### Passage to read
━━━━━━

The Cuphead Show Review: A Video Game Adaptation That Comes Up Short

While The Cuphead Show certainly boasts a unique flavor, it also feels restricted by its trappings.

The Cuphead Show

Netflix’s The Cuphead Show, like the 2017 Studio MDHR game from which it’s adapted, replicates the rubber hose animation style of the 1930s popularized by Walt Disney and Fleischer Studios. The series imagines a world of bouncy, stretchy-limbed characters where just about anything can gain sentience—and a pair of eyeballs.

But beyond some vintage title cards and a clear origin point for the art style, the inspiration doesn’t go quite as far as one might expect. Where the game draws from old cartoons in which dialogue often came second to action heavily synchronized to music, The Cuphead Show has just as much, if not more, in common with the constant chattering of latter-day animation.

Though silent in the game, Cuphead is voiced in the series by Tru Valentino in a squawky, old-timey accent that’s fitting for a character who talks about going to the “picture show” and refers to his brother, Mugman (Frank Todaro), as “Mugsy.” The headstrong Cuphead brags in an early episode that he will “double down” on any action he undertakes, while the timid Mugman goes along for the ride despite being horrified by his brother’s antics. Which is to say that they’re also a mismatched duo in a distinctly classic cartoon mold.

Advertisement

Most of the 12 episodes made available to press tell self-contained stories. The first finds the brothers running afoul of the Devil (Luke Millington-Drake), while other episodes feature antagonists as varied as a pair of wiseguy frogs, a bunch of freeloading vegetables, an ornery baby bottle, and a graveyard full of ghosts. Some do the bidding of the Devil, while others, in a nod to the typically disconnected nature of classic cartoons, are free agents.

━━━━━━

### Stated exercise
Reproduce the part of the Cuphead Show review that begins with the words "Most of the" and ends after the words "are free agents.", word for word.

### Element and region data
━━━━━━

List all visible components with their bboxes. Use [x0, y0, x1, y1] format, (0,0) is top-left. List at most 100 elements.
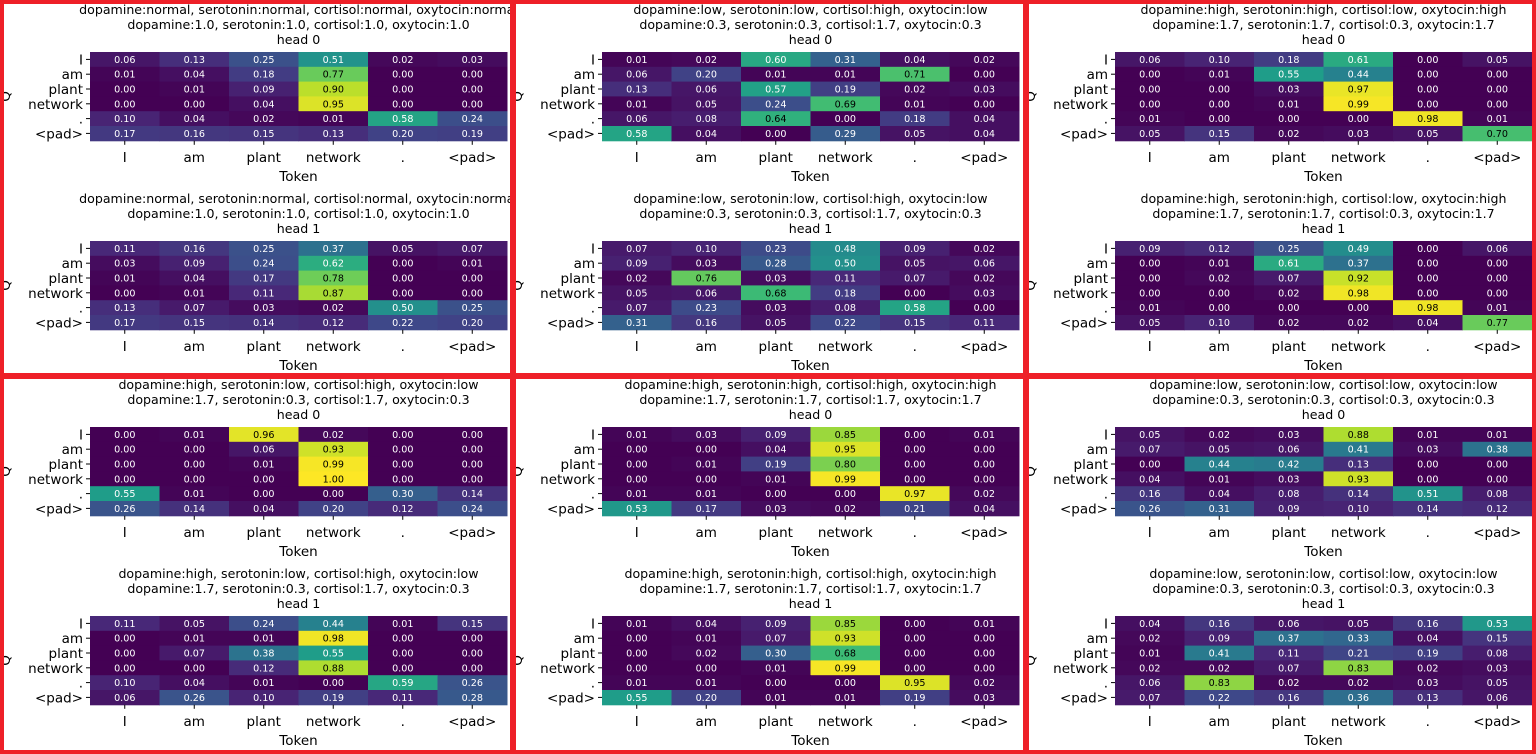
heatmap-cell: [949, 441, 1020, 458]
chart-title: dopamine:high, serotonin:low, cortisol:h…: [118, 566, 478, 581]
y-tick-label: plant: [49, 271, 83, 287]
cell-value-label: 0.00: [462, 649, 483, 660]
cell-value-label: 0.11: [392, 693, 413, 704]
heatmap-cell: [159, 81, 230, 97]
cell-value-label: 0.02: [1139, 663, 1160, 674]
heatmap-cell: [1462, 616, 1532, 632]
heatmap-cell: [1462, 630, 1532, 647]
cell-value-label: 0.06: [1487, 693, 1508, 704]
x-tick-label: network: [1331, 525, 1386, 541]
cell-value-label: 0.00: [392, 99, 413, 110]
heatmap-cell: [741, 96, 811, 112]
y-tick-label: plant: [561, 82, 595, 98]
x-tick-label: <pad>: [1473, 525, 1521, 541]
cell-value-label: 0.00: [974, 663, 995, 674]
x-tick-label: network: [818, 714, 873, 730]
y-tick-label: <pad>: [547, 501, 595, 517]
x-tick-label: network: [1331, 339, 1386, 355]
x-tick-label: network: [306, 150, 361, 166]
heatmap-cell: [90, 81, 160, 97]
cell-value-label: 0.77: [1487, 318, 1508, 329]
y-tick-label: I: [1104, 241, 1108, 257]
cell-value-label: 0.16: [1278, 693, 1299, 704]
cell-value-label: 0.00: [184, 474, 205, 485]
heatmap-panel-svg: dopamine:high, serotonin:low, cortisol:h…: [4, 379, 508, 749]
cell-value-label: 0.06: [114, 693, 135, 704]
heatmap-cell: [741, 616, 811, 632]
heatmap-cell: [880, 126, 950, 142]
cell-value-label: 0.13: [626, 85, 647, 96]
cell-value-label: 0.07: [1278, 274, 1299, 285]
x-tick-label: I: [635, 525, 639, 541]
cell-value-label: 0.60: [765, 55, 786, 66]
heatmap-cell: [741, 255, 811, 272]
cell-value-label: 0.01: [626, 99, 647, 110]
heatmap-cell: [368, 690, 438, 706]
cell-value-label: 0.00: [904, 619, 925, 630]
cell-value-label: 0.17: [114, 318, 135, 329]
heatmap-cell: [368, 675, 438, 691]
y-tick-label: I: [591, 241, 595, 257]
heatmap-cell: [1115, 427, 1185, 443]
heatmap-cell: [671, 630, 742, 647]
x-axis-label: Token: [278, 169, 317, 185]
cell-value-label: 0.08: [1487, 489, 1508, 500]
cell-value-label: 0.12: [253, 663, 274, 674]
cell-value-label: 0.19: [904, 693, 925, 704]
cell-value-label: 0.93: [1348, 474, 1369, 485]
cell-value-label: 0.00: [114, 430, 135, 441]
x-axis-label: Token: [1303, 169, 1342, 185]
x-axis-label: Token: [790, 733, 829, 749]
heatmap-cell: [1184, 315, 1255, 331]
heatmap-cell: [741, 645, 811, 661]
y-tick-label: <pad>: [547, 126, 595, 142]
heatmap-cell: [602, 52, 672, 68]
cell-value-label: 0.04: [1417, 634, 1438, 645]
cell-value-label: 0.04: [253, 504, 274, 515]
heatmap-cell: [671, 255, 742, 272]
heatmap-cell: [437, 96, 508, 112]
heatmap-cell: [1254, 315, 1324, 331]
heatmap-cell: [810, 690, 881, 706]
cell-value-label: 0.55: [1278, 70, 1299, 81]
cell-value-label: 0.00: [696, 474, 717, 485]
heatmap-cell: [159, 126, 230, 142]
heatmap-cell: [298, 441, 369, 458]
chart-subtitle: dopamine:0.3, serotonin:0.3, cortisol:0.…: [1152, 581, 1494, 596]
heatmap-cell: [880, 456, 950, 472]
heatmap-cell: [229, 315, 299, 331]
cell-value-label: 0.16: [1139, 489, 1160, 500]
heatmap-panel-4: dopamine:high, serotonin:high, cortisol:…: [512, 375, 1027, 754]
heatmap-cell: [1393, 300, 1463, 316]
heatmap-cell: [1323, 270, 1394, 286]
heatmap-cell: [90, 486, 160, 502]
heatmap-cell: [1462, 315, 1532, 331]
heatmap-cell: [602, 241, 672, 257]
x-axis-label: Token: [1303, 358, 1342, 373]
cell-value-label: 0.19: [1417, 649, 1438, 660]
heatmap-cell: [1184, 81, 1255, 97]
y-tick-label: network: [1053, 97, 1108, 113]
cell-value-label: 0.00: [462, 288, 483, 299]
cell-value-label: 0.58: [626, 129, 647, 140]
chart-title: dopamine:low, serotonin:low, cortisol:hi…: [633, 4, 987, 17]
cell-value-label: 0.83: [1348, 663, 1369, 674]
heatmap-panel-svg: dopamine:high, serotonin:high, cortisol:…: [1029, 4, 1532, 373]
cell-value-label: 0.00: [1278, 303, 1299, 314]
heatmap-cell: [1184, 126, 1255, 142]
y-tick-label: network: [28, 661, 83, 677]
cell-value-label: 0.37: [323, 244, 344, 255]
heatmap-cell: [880, 52, 950, 68]
x-axis-label: Token: [278, 544, 317, 560]
heatmap-cell: [741, 241, 811, 257]
cell-value-label: 0.78: [323, 274, 344, 285]
heatmap-cell: [368, 111, 438, 127]
cell-value-label: 0.00: [626, 663, 647, 674]
y-tick-label: network: [1053, 286, 1108, 302]
heatmap-cell: [368, 315, 438, 331]
heatmap-cell: [1323, 690, 1394, 706]
cell-value-label: 0.03: [1278, 430, 1299, 441]
heatmap-cell: [810, 241, 881, 257]
y-tick-label: I: [79, 616, 83, 632]
cell-value-label: 0.03: [765, 274, 786, 285]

━━━━━━

### Answer to this problem
Most of the 12 episodes made available to press tell self-contained stories. The first finds the brothers running afoul of the Devil (Luke Millington-Drake), while other episodes feature antagonists as varied as a pair of wiseguy frogs, a bunch of freeloading vegetables, an ornery baby bottle, and a graveyard full of ghosts. Some do the bidding of the Devil, while others, in a nod to the typically disconnected nature of classic cartoons, are free agents.